- **Records for processing**
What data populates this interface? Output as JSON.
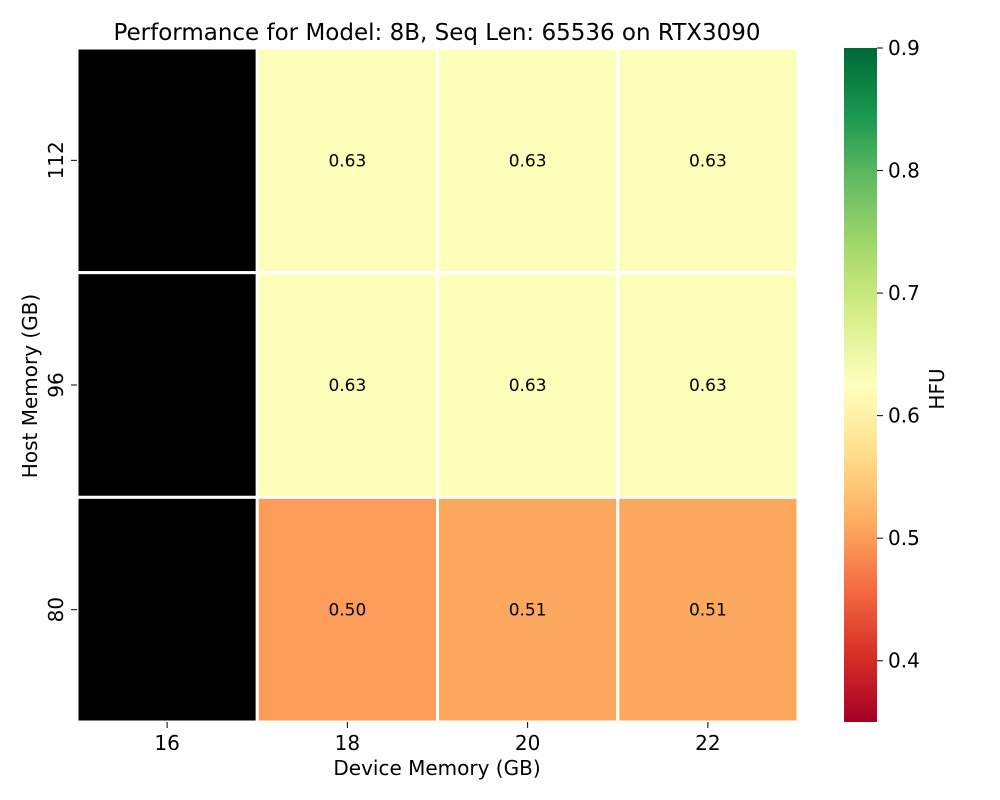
{
  "chart_data": {
    "type": "heatmap",
    "title": "Performance for Model: 8B, Seq Len: 65536 on RTX3090",
    "xlabel": "Device Memory (GB)",
    "ylabel": "Host Memory (GB)",
    "x_categories": [
      "16",
      "18",
      "20",
      "22"
    ],
    "y_categories": [
      "112",
      "96",
      "80"
    ],
    "values": [
      [
        null,
        0.63,
        0.63,
        0.63
      ],
      [
        null,
        0.63,
        0.63,
        0.63
      ],
      [
        null,
        0.5,
        0.51,
        0.51
      ]
    ],
    "missing_color": "#000000",
    "colorbar": {
      "label": "HFU",
      "range": [
        0.35,
        0.9
      ],
      "ticks": [
        "0.4",
        "0.5",
        "0.6",
        "0.7",
        "0.8",
        "0.9"
      ],
      "colormap": "RdYlGn"
    },
    "grid": false
  }
}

- **Problem description**
Of the lines in the records, determine how many contain the word "Memory", and report that number alone.

- **Exercise answer**
2